# START OF DATA LINES

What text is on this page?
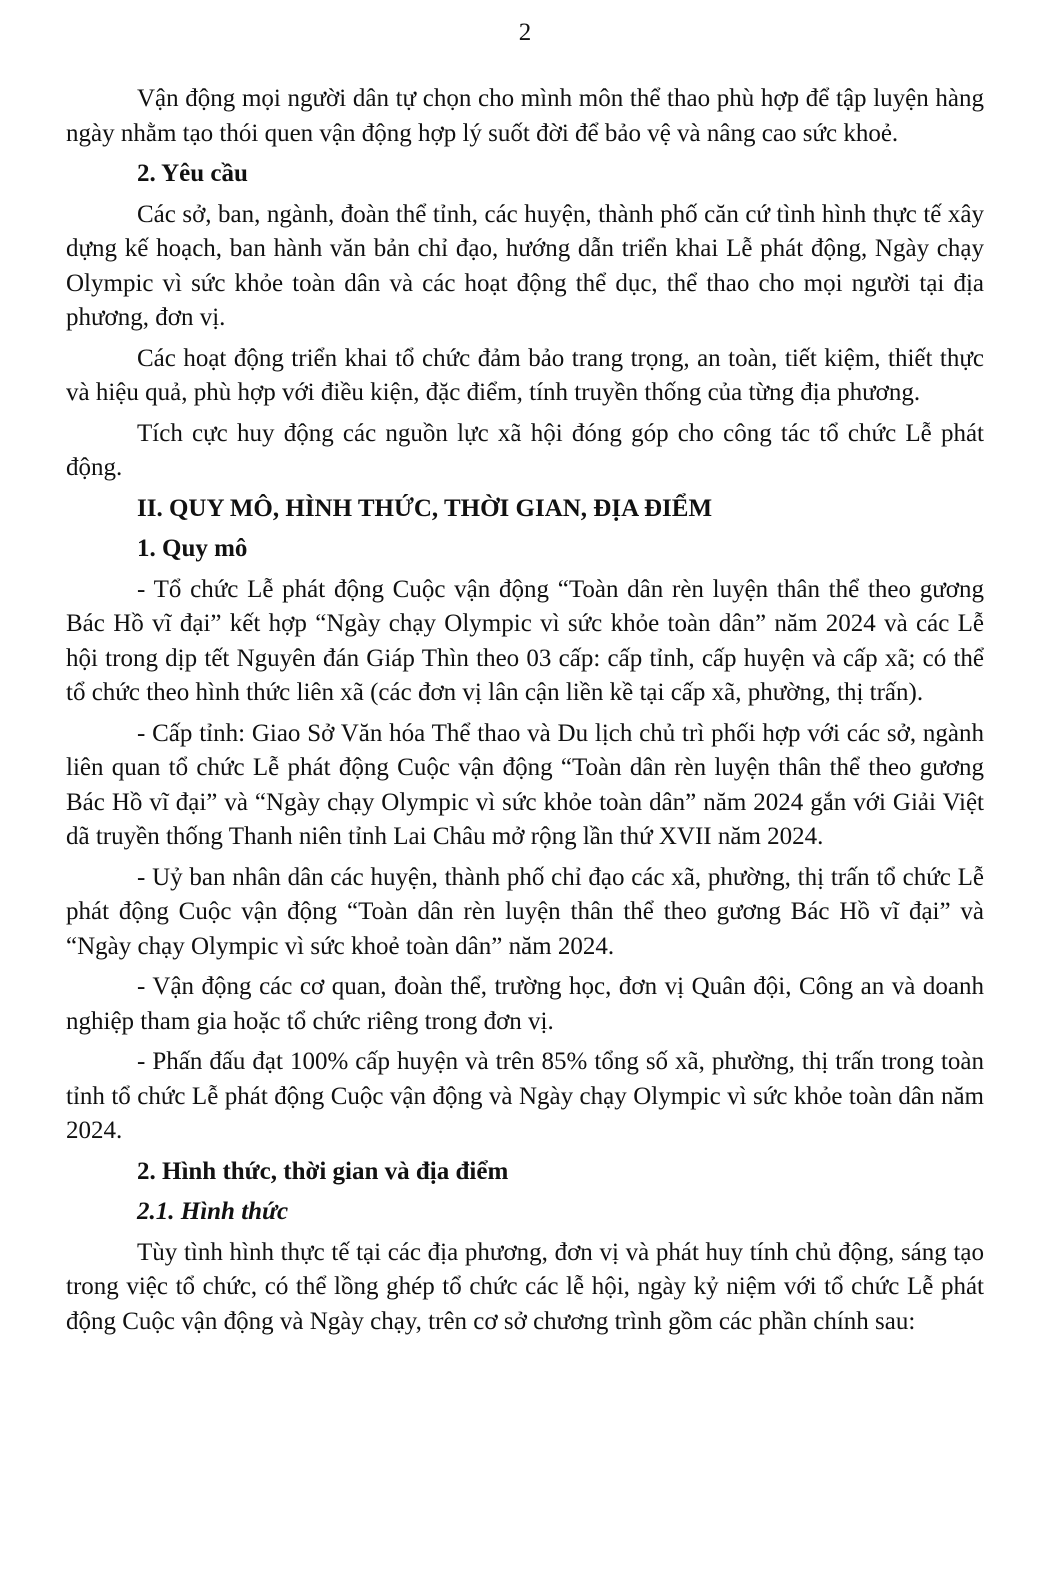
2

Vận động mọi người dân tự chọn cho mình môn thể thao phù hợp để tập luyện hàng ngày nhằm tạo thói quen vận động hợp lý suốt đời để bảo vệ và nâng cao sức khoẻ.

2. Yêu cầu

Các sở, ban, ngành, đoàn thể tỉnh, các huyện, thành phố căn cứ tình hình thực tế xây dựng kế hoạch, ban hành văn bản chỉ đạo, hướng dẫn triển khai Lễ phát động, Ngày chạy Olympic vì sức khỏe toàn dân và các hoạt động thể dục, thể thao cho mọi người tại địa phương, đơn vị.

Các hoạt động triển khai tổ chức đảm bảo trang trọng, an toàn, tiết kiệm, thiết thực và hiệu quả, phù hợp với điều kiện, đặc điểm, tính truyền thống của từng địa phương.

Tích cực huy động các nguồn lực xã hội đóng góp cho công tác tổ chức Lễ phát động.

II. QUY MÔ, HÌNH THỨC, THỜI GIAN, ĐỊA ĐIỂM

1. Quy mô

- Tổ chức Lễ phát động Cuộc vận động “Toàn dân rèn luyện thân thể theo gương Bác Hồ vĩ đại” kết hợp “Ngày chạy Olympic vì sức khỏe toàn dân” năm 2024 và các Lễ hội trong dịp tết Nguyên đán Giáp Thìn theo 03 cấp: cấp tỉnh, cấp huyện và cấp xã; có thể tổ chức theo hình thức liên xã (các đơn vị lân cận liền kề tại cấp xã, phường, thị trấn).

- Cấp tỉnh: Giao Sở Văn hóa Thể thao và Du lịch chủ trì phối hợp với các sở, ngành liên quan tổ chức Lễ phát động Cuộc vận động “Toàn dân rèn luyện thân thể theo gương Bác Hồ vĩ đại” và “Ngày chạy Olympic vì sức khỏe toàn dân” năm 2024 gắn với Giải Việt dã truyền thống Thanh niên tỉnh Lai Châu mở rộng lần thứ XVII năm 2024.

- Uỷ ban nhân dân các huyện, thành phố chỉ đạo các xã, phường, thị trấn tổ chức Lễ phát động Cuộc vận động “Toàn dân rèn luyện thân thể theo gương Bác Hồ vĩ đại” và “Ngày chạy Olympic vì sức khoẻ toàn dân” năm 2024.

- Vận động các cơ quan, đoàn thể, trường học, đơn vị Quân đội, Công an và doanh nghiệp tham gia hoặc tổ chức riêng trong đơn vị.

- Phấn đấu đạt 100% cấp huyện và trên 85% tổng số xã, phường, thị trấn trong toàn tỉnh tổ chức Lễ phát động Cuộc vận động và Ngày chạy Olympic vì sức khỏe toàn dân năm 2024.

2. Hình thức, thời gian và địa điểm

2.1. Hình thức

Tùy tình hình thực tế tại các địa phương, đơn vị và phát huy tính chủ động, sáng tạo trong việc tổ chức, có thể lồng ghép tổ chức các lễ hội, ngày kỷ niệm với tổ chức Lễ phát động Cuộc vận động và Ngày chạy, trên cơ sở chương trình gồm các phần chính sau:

# END OF DATA LINES
# START OF DATA LINES

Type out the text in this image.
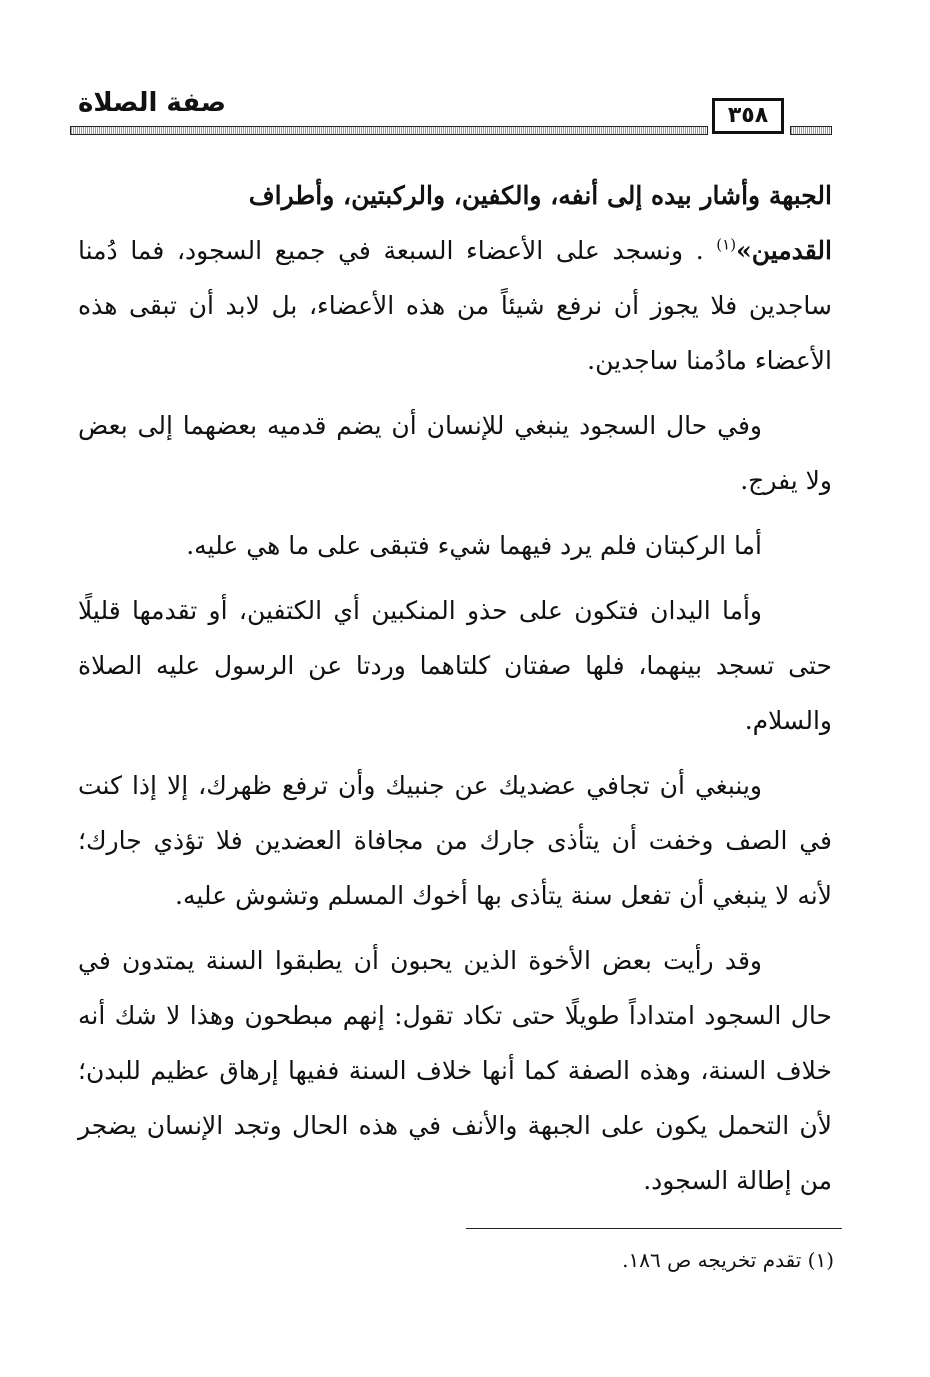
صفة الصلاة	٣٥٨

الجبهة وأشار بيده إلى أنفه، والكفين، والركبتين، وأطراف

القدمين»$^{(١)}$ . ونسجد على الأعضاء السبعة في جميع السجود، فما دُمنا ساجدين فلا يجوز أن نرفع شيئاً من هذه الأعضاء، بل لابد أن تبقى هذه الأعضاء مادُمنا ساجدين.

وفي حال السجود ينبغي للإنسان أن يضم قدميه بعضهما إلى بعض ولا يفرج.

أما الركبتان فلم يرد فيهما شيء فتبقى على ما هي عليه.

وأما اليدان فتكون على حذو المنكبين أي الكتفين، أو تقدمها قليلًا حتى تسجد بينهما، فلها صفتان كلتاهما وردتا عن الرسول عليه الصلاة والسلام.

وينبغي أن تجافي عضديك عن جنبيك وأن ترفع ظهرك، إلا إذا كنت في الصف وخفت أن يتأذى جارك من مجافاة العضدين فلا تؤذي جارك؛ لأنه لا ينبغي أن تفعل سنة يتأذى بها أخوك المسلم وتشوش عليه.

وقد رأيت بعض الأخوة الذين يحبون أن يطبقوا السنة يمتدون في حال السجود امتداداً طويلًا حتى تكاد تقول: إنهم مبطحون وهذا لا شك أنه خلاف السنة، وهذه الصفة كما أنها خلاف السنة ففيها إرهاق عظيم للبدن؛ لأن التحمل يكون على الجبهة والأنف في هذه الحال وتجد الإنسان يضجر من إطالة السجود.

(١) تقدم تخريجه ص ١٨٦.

# END OF DATA LINES
# START OF DATA LINES

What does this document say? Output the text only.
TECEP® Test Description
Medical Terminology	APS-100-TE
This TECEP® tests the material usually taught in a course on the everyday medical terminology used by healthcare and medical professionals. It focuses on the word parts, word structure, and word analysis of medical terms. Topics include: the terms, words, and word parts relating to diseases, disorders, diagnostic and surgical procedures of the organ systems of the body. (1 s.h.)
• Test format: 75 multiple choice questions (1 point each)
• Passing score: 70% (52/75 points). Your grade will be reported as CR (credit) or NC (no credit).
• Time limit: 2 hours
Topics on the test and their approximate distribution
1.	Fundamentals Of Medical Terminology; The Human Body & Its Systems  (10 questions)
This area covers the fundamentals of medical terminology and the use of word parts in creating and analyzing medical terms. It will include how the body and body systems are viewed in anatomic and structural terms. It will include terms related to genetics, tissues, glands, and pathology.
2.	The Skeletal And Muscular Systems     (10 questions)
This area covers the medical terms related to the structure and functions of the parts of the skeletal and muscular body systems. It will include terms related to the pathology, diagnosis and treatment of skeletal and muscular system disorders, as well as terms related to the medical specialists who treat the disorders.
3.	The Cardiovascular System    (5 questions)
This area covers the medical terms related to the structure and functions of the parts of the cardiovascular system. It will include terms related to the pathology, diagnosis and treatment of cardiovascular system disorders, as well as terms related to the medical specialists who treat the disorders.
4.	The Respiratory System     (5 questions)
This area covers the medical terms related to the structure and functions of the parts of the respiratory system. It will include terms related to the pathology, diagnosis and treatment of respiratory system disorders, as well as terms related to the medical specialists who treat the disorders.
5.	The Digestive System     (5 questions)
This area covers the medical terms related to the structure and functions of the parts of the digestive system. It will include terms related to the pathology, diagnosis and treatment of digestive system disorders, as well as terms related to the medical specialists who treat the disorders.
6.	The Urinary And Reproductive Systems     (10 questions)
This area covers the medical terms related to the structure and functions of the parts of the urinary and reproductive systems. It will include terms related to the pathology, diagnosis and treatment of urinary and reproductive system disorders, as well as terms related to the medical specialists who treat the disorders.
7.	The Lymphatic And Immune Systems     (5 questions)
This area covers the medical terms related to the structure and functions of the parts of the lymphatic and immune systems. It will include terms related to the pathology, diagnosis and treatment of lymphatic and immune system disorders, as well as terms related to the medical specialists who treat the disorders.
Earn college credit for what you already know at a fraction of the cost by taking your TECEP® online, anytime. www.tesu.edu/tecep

# END OF DATA LINES

PROBLEM STATEMENT: Copy each line holding the word "credit" from the listing above.

FULL ANSWER:
• Passing score: 70% (52/75 points). Your grade will be reported as CR (credit) or NC (no credit).
Earn college credit for what you already know at a fraction of the cost by taking your TECEP® online, anytime. www.tesu.edu/tecep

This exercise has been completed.